____ Data supplied
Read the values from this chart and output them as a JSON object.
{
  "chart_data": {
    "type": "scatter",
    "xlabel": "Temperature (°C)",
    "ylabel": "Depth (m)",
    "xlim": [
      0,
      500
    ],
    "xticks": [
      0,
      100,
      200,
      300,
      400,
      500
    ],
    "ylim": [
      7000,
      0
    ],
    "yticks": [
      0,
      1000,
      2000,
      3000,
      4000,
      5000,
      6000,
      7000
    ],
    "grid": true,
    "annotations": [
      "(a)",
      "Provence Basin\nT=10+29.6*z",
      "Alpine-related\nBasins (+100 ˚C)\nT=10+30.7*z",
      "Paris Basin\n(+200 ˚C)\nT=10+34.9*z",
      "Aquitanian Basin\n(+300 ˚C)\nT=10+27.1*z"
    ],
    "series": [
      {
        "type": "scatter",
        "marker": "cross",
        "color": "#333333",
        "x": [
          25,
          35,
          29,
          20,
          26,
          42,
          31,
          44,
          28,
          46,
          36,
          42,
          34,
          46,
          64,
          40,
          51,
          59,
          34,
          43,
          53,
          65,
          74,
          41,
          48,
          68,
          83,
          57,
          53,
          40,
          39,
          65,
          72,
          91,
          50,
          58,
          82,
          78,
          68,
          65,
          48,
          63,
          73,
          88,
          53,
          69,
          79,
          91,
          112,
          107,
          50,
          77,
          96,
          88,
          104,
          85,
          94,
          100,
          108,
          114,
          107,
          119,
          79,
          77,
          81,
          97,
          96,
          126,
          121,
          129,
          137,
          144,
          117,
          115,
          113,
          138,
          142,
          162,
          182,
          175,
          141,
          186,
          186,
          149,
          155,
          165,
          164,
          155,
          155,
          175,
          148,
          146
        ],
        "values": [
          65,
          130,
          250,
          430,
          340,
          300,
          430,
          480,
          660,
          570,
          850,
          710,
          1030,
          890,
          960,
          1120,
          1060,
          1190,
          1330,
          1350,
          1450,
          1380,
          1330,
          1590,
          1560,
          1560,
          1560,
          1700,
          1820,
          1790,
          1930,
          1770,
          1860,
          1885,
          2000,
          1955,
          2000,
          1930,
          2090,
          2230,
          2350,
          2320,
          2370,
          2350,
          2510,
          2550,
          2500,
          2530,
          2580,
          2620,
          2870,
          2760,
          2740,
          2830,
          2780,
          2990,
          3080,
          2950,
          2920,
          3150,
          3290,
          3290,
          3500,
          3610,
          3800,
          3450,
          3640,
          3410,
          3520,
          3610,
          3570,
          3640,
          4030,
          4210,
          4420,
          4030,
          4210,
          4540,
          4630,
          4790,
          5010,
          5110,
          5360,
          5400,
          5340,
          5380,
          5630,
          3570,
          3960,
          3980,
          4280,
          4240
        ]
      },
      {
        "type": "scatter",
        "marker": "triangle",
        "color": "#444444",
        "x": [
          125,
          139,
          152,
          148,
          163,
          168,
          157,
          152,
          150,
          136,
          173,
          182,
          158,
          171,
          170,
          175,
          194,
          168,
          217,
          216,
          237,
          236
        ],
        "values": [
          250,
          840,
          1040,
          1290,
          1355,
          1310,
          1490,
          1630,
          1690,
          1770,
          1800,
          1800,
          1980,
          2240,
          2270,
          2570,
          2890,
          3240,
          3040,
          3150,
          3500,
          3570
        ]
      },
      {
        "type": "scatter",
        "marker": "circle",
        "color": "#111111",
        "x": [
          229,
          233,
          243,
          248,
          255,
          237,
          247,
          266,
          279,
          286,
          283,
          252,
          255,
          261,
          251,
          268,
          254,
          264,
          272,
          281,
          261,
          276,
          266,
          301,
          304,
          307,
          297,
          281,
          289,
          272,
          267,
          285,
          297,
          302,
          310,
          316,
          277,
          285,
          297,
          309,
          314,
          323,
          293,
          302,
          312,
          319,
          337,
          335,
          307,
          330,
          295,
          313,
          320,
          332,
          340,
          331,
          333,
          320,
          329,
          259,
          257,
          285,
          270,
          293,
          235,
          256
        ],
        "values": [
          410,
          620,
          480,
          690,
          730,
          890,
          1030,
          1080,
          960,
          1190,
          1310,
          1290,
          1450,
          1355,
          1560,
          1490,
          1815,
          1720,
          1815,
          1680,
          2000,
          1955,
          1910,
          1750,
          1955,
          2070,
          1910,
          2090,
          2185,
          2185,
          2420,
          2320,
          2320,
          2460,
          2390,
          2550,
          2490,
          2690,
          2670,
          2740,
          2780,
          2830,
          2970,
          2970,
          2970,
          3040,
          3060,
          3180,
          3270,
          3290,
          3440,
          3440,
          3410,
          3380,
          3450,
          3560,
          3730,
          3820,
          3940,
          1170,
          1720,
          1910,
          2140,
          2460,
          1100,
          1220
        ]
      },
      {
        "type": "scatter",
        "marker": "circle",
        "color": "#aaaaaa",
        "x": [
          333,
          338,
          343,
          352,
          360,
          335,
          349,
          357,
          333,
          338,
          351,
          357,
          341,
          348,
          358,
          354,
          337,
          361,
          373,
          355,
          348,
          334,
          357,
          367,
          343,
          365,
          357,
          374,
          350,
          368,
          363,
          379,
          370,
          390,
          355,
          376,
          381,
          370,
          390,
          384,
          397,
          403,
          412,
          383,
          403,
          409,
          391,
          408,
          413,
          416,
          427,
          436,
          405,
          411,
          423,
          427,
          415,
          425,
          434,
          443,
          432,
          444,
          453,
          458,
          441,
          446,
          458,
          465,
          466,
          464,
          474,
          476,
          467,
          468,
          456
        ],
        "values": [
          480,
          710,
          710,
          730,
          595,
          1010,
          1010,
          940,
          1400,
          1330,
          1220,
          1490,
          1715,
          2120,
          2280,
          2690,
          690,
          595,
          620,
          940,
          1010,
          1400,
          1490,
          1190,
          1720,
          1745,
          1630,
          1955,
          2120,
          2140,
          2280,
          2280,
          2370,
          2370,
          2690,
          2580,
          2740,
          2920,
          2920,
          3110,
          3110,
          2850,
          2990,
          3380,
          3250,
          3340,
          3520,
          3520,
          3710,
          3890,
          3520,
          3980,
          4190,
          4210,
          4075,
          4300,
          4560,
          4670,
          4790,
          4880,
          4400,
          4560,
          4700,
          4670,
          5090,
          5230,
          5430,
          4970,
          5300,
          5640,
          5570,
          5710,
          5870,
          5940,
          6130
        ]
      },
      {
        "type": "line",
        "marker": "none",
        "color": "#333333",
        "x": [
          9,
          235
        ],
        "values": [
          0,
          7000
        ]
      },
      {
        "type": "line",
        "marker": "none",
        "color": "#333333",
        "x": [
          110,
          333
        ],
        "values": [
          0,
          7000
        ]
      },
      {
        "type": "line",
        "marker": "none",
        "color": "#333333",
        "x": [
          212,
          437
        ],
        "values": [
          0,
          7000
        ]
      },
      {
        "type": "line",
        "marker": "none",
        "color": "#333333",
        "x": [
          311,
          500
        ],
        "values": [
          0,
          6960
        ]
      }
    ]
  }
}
________
▶ [Requirement]: Write down the full listing again, exactly.

▶ [Written answer]:
Read the values from this chart and output them as a JSON object.
{
  "chart_data": {
    "type": "scatter",
    "xlabel": "Temperature (°C)",
    "ylabel": "Depth (m)",
    "xlim": [
      0,
      500
    ],
    "xticks": [
      0,
      100,
      200,
      300,
      400,
      500
    ],
    "ylim": [
      7000,
      0
    ],
    "yticks": [
      0,
      1000,
      2000,
      3000,
      4000,
      5000,
      6000,
      7000
    ],
    "grid": true,
    "annotations": [
      "(a)",
      "Provence Basin\nT=10+29.6*z",
      "Alpine-related\nBasins (+100 ˚C)\nT=10+30.7*z",
      "Paris Basin\n(+200 ˚C)\nT=10+34.9*z",
      "Aquitanian Basin\n(+300 ˚C)\nT=10+27.1*z"
    ],
    "series": [
      {
        "type": "scatter",
        "marker": "cross",
        "color": "#333333",
        "x": [
          25,
          35,
          29,
          20,
          26,
          42,
          31,
          44,
          28,
          46,
          36,
          42,
          34,
          46,
          64,
          40,
          51,
          59,
          34,
          43,
          53,
          65,
          74,
          41,
          48,
          68,
          83,
          57,
          53,
          40,
          39,
          65,
          72,
          91,
          50,
          58,
          82,
          78,
          68,
          65,
          48,
          63,
          73,
          88,
          53,
          69,
          79,
          91,
          112,
          107,
          50,
          77,
          96,
          88,
          104,
          85,
          94,
          100,
          108,
          114,
          107,
          119,
          79,
          77,
          81,
          97,
          96,
          126,
          121,
          129,
          137,
          144,
          117,
          115,
          113,
          138,
          142,
          162,
          182,
          175,
          141,
          186,
          186,
          149,
          155,
          165,
          164,
          155,
          155,
          175,
          148,
          146
        ],
        "values": [
          65,
          130,
          250,
          430,
          340,
          300,
          430,
          480,
          660,
          570,
          850,
          710,
          1030,
          890,
          960,
          1120,
          1060,
          1190,
          1330,
          1350,
          1450,
          1380,
          1330,
          1590,
          1560,
          1560,
          1560,
          1700,
          1820,
          1790,
          1930,
          1770,
          1860,
          1885,
          2000,
          1955,
          2000,
          1930,
          2090,
          2230,
          2350,
          2320,
          2370,
          2350,
          2510,
          2550,
          2500,
          2530,
          2580,
          2620,
          2870,
          2760,
          2740,
          2830,
          2780,
          2990,
          3080,
          2950,
          2920,
          3150,
          3290,
          3290,
          3500,
          3610,
          3800,
          3450,
          3640,
          3410,
          3520,
          3610,
          3570,
          3640,
          4030,
          4210,
          4420,
          4030,
          4210,
          4540,
          4630,
          4790,
          5010,
          5110,
          5360,
          5400,
          5340,
          5380,
          5630,
          3570,
          3960,
          3980,
          4280,
          4240
        ]
      },
      {
        "type": "scatter",
        "marker": "triangle",
        "color": "#444444",
        "x": [
          125,
          139,
          152,
          148,
          163,
          168,
          157,
          152,
          150,
          136,
          173,
          182,
          158,
          171,
          170,
          175,
          194,
          168,
          217,
          216,
          237,
          236
        ],
        "values": [
          250,
          840,
          1040,
          1290,
          1355,
          1310,
          1490,
          1630,
          1690,
          1770,
          1800,
          1800,
          1980,
          2240,
          2270,
          2570,
          2890,
          3240,
          3040,
          3150,
          3500,
          3570
        ]
      },
      {
        "type": "scatter",
        "marker": "circle",
        "color": "#111111",
        "x": [
          229,
          233,
          243,
          248,
          255,
          237,
          247,
          266,
          279,
          286,
          283,
          252,
          255,
          261,
          251,
          268,
          254,
          264,
          272,
          281,
          261,
          276,
          266,
          301,
          304,
          307,
          297,
          281,
          289,
          272,
          267,
          285,
          297,
          302,
          310,
          316,
          277,
          285,
          297,
          309,
          314,
          323,
          293,
          302,
          312,
          319,
          337,
          335,
          307,
          330,
          295,
          313,
          320,
          332,
          340,
          331,
          333,
          320,
          329,
          259,
          257,
          285,
          270,
          293,
          235,
          256
        ],
        "values": [
          410,
          620,
          480,
          690,
          730,
          890,
          1030,
          1080,
          960,
          1190,
          1310,
          1290,
          1450,
          1355,
          1560,
          1490,
          1815,
          1720,
          1815,
          1680,
          2000,
          1955,
          1910,
          1750,
          1955,
          2070,
          1910,
          2090,
          2185,
          2185,
          2420,
          2320,
          2320,
          2460,
          2390,
          2550,
          2490,
          2690,
          2670,
          2740,
          2780,
          2830,
          2970,
          2970,
          2970,
          3040,
          3060,
          3180,
          3270,
          3290,
          3440,
          3440,
          3410,
          3380,
          3450,
          3560,
          3730,
          3820,
          3940,
          1170,
          1720,
          1910,
          2140,
          2460,
          1100,
          1220
        ]
      },
      {
        "type": "scatter",
        "marker": "circle",
        "color": "#aaaaaa",
        "x": [
          333,
          338,
          343,
          352,
          360,
          335,
          349,
          357,
          333,
          338,
          351,
          357,
          341,
          348,
          358,
          354,
          337,
          361,
          373,
          355,
          348,
          334,
          357,
          367,
          343,
          365,
          357,
          374,
          350,
          368,
          363,
          379,
          370,
          390,
          355,
          376,
          381,
          370,
          390,
          384,
          397,
          403,
          412,
          383,
          403,
          409,
          391,
          408,
          413,
          416,
          427,
          436,
          405,
          411,
          423,
          427,
          415,
          425,
          434,
          443,
          432,
          444,
          453,
          458,
          441,
          446,
          458,
          465,
          466,
          464,
          474,
          476,
          467,
          468,
          456
        ],
        "values": [
          480,
          710,
          710,
          730,
          595,
          1010,
          1010,
          940,
          1400,
          1330,
          1220,
          1490,
          1715,
          2120,
          2280,
          2690,
          690,
          595,
          620,
          940,
          1010,
          1400,
          1490,
          1190,
          1720,
          1745,
          1630,
          1955,
          2120,
          2140,
          2280,
          2280,
          2370,
          2370,
          2690,
          2580,
          2740,
          2920,
          2920,
          3110,
          3110,
          2850,
          2990,
          3380,
          3250,
          3340,
          3520,
          3520,
          3710,
          3890,
          3520,
          3980,
          4190,
          4210,
          4075,
          4300,
          4560,
          4670,
          4790,
          4880,
          4400,
          4560,
          4700,
          4670,
          5090,
          5230,
          5430,
          4970,
          5300,
          5640,
          5570,
          5710,
          5870,
          5940,
          6130
        ]
      },
      {
        "type": "line",
        "marker": "none",
        "color": "#333333",
        "x": [
          9,
          235
        ],
        "values": [
          0,
          7000
        ]
      },
      {
        "type": "line",
        "marker": "none",
        "color": "#333333",
        "x": [
          110,
          333
        ],
        "values": [
          0,
          7000
        ]
      },
      {
        "type": "line",
        "marker": "none",
        "color": "#333333",
        "x": [
          212,
          437
        ],
        "values": [
          0,
          7000
        ]
      },
      {
        "type": "line",
        "marker": "none",
        "color": "#333333",
        "x": [
          311,
          500
        ],
        "values": [
          0,
          6960
        ]
      }
    ]
  }
}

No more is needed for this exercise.